*DATASET RECORDS*:

####

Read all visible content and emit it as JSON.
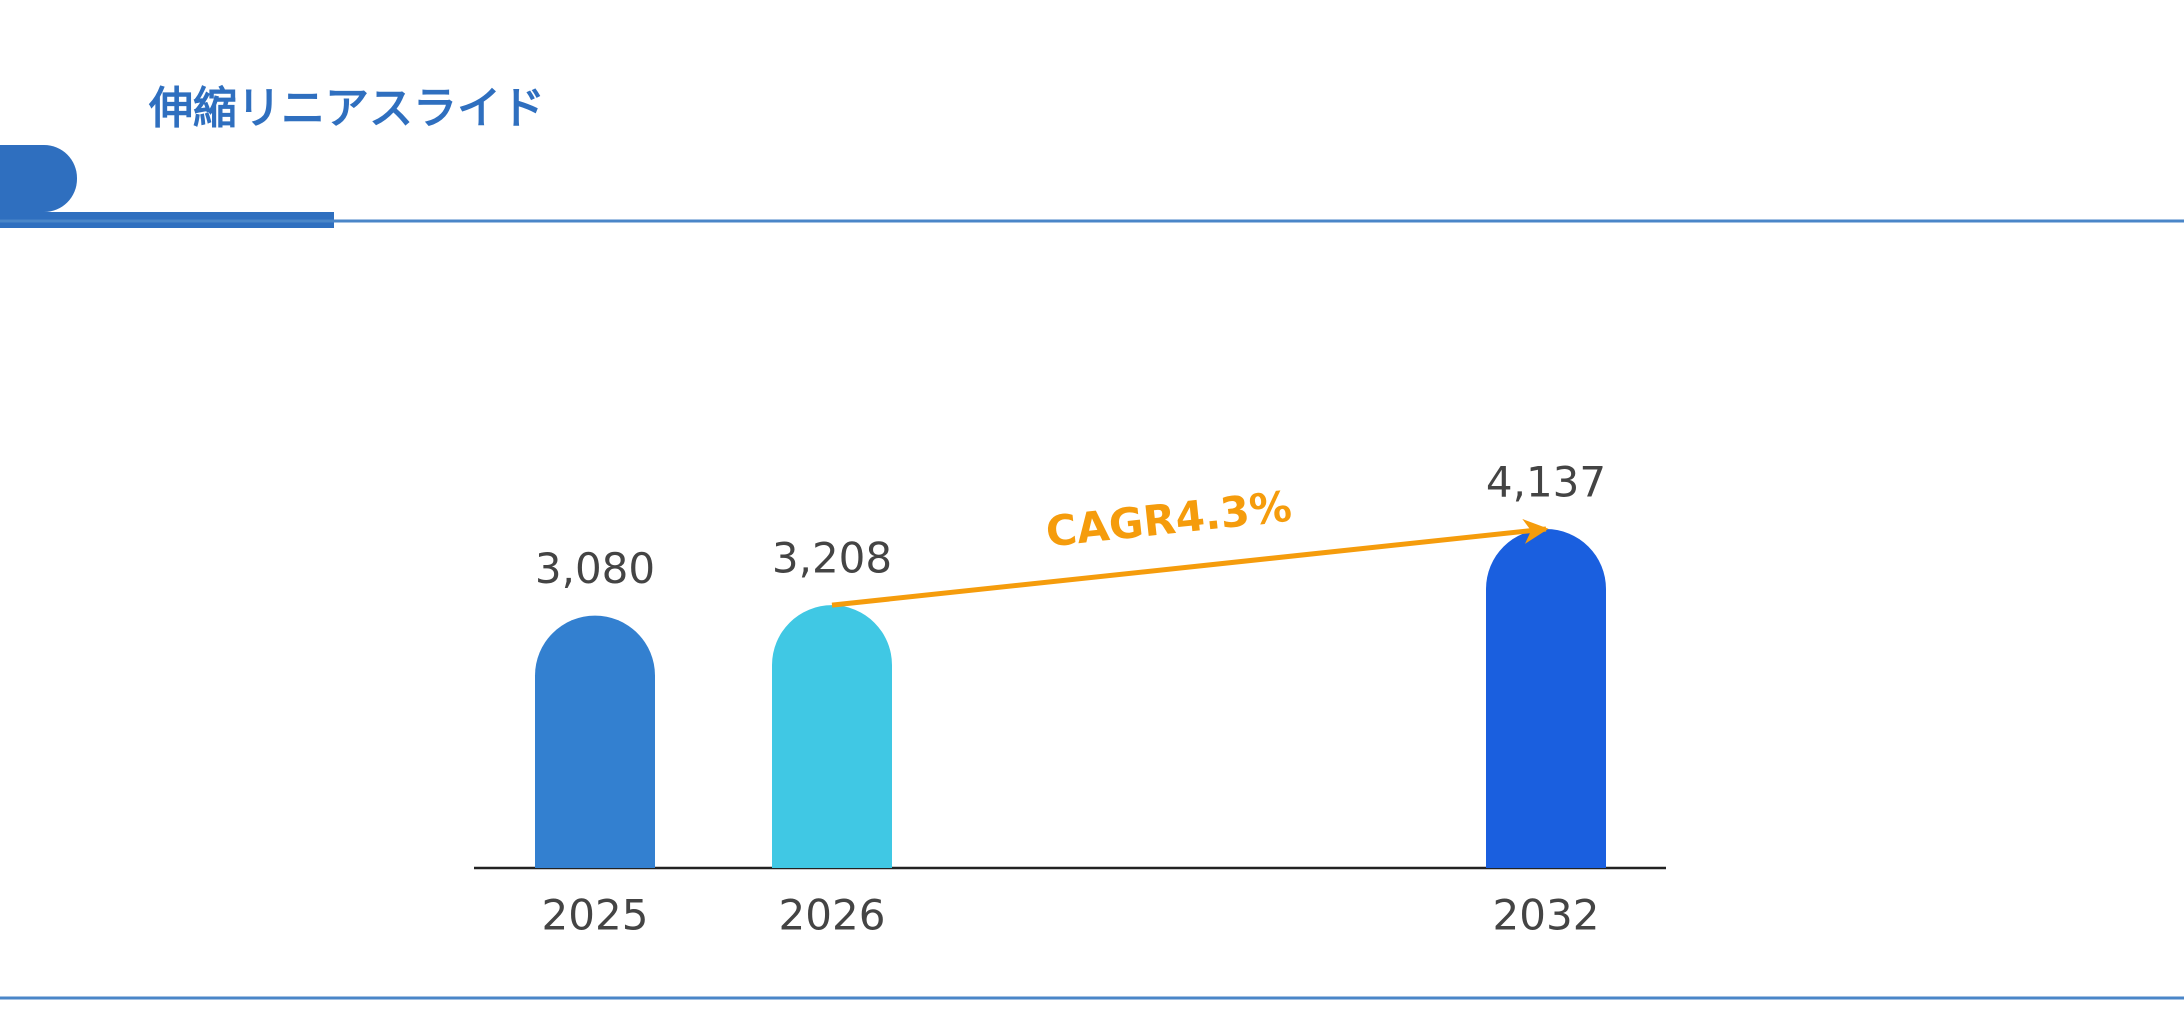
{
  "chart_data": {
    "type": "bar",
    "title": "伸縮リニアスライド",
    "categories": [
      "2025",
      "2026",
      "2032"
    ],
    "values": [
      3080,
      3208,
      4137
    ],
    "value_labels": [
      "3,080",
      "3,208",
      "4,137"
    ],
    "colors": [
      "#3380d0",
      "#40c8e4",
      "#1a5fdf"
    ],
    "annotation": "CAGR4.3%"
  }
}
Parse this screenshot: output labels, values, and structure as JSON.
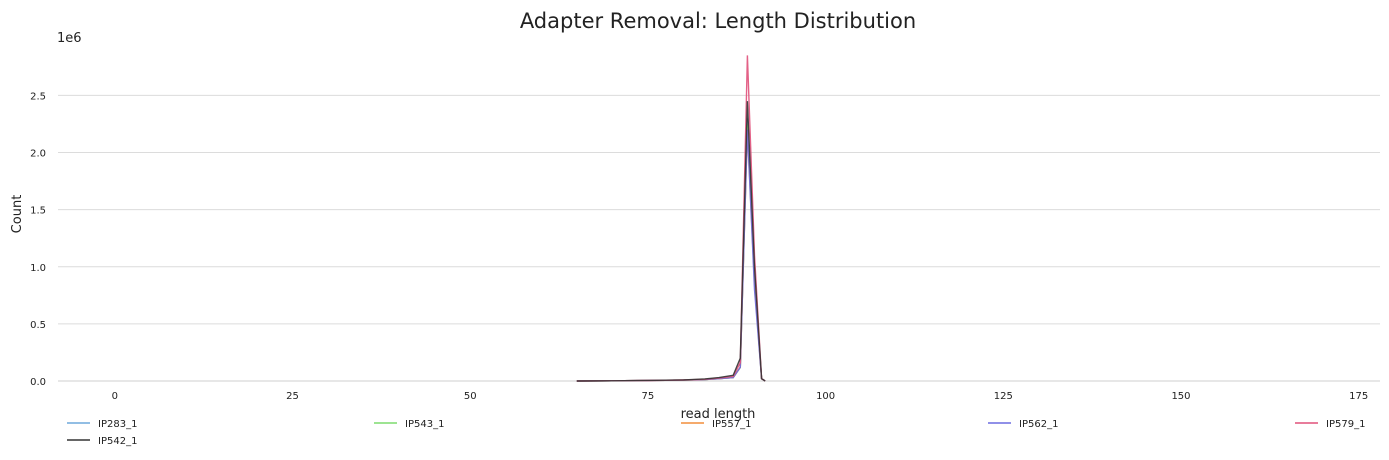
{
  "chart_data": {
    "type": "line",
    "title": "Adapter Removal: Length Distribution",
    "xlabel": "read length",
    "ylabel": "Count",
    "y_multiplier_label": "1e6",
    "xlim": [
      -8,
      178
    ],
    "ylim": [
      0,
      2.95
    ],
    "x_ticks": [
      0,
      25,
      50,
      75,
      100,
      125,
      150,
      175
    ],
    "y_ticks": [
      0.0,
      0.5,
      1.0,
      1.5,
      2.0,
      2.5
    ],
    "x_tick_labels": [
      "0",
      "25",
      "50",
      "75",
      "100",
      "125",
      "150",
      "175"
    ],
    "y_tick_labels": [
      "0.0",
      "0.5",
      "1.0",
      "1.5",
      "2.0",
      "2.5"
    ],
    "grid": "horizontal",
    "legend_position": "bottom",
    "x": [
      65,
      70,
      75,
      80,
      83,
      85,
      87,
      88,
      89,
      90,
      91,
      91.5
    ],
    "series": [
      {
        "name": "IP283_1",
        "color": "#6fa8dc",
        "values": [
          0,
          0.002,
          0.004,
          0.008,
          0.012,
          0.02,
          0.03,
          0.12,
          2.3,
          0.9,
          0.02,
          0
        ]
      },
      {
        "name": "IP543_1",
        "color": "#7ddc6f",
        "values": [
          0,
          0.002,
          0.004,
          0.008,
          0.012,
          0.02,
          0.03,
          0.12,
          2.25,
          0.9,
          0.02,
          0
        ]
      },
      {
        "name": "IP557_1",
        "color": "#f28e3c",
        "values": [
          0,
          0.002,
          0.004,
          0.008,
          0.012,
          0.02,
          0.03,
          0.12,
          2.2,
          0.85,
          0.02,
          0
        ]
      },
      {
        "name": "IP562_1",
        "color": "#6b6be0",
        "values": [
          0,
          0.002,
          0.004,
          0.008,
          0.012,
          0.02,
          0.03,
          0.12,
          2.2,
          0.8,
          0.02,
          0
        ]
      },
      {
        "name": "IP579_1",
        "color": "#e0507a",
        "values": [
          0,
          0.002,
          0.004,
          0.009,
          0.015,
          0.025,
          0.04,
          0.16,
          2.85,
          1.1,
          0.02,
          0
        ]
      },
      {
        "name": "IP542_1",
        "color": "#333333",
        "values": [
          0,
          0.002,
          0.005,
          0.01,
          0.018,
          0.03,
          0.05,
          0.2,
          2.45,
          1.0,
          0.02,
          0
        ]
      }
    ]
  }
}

####

*GIVEN TASK*: Copy all the lines of data exactly as they appear, dropping any images.

*THE ANSWER*:
Read all visible content and emit it as JSON.
{
  "chart_data": {
    "type": "bar",
    "title": "伸縮リニアスライド",
    "categories": [
      "2025",
      "2026",
      "2032"
    ],
    "values": [
      3080,
      3208,
      4137
    ],
    "value_labels": [
      "3,080",
      "3,208",
      "4,137"
    ],
    "colors": [
      "#3380d0",
      "#40c8e4",
      "#1a5fdf"
    ],
    "annotation": "CAGR4.3%"
  }
}
Parse this screenshot: output labels, values, and structure as JSON.
{
  "chart_data": {
    "type": "line",
    "title": "Adapter Removal: Length Distribution",
    "xlabel": "read length",
    "ylabel": "Count",
    "y_multiplier_label": "1e6",
    "xlim": [
      -8,
      178
    ],
    "ylim": [
      0,
      2.95
    ],
    "x_ticks": [
      0,
      25,
      50,
      75,
      100,
      125,
      150,
      175
    ],
    "y_ticks": [
      0.0,
      0.5,
      1.0,
      1.5,
      2.0,
      2.5
    ],
    "x_tick_labels": [
      "0",
      "25",
      "50",
      "75",
      "100",
      "125",
      "150",
      "175"
    ],
    "y_tick_labels": [
      "0.0",
      "0.5",
      "1.0",
      "1.5",
      "2.0",
      "2.5"
    ],
    "grid": "horizontal",
    "legend_position": "bottom",
    "x": [
      65,
      70,
      75,
      80,
      83,
      85,
      87,
      88,
      89,
      90,
      91,
      91.5
    ],
    "series": [
      {
        "name": "IP283_1",
        "color": "#6fa8dc",
        "values": [
          0,
          0.002,
          0.004,
          0.008,
          0.012,
          0.02,
          0.03,
          0.12,
          2.3,
          0.9,
          0.02,
          0
        ]
      },
      {
        "name": "IP543_1",
        "color": "#7ddc6f",
        "values": [
          0,
          0.002,
          0.004,
          0.008,
          0.012,
          0.02,
          0.03,
          0.12,
          2.25,
          0.9,
          0.02,
          0
        ]
      },
      {
        "name": "IP557_1",
        "color": "#f28e3c",
        "values": [
          0,
          0.002,
          0.004,
          0.008,
          0.012,
          0.02,
          0.03,
          0.12,
          2.2,
          0.85,
          0.02,
          0
        ]
      },
      {
        "name": "IP562_1",
        "color": "#6b6be0",
        "values": [
          0,
          0.002,
          0.004,
          0.008,
          0.012,
          0.02,
          0.03,
          0.12,
          2.2,
          0.8,
          0.02,
          0
        ]
      },
      {
        "name": "IP579_1",
        "color": "#e0507a",
        "values": [
          0,
          0.002,
          0.004,
          0.009,
          0.015,
          0.025,
          0.04,
          0.16,
          2.85,
          1.1,
          0.02,
          0
        ]
      },
      {
        "name": "IP542_1",
        "color": "#333333",
        "values": [
          0,
          0.002,
          0.005,
          0.01,
          0.018,
          0.03,
          0.05,
          0.2,
          2.45,
          1.0,
          0.02,
          0
        ]
      }
    ]
  }
}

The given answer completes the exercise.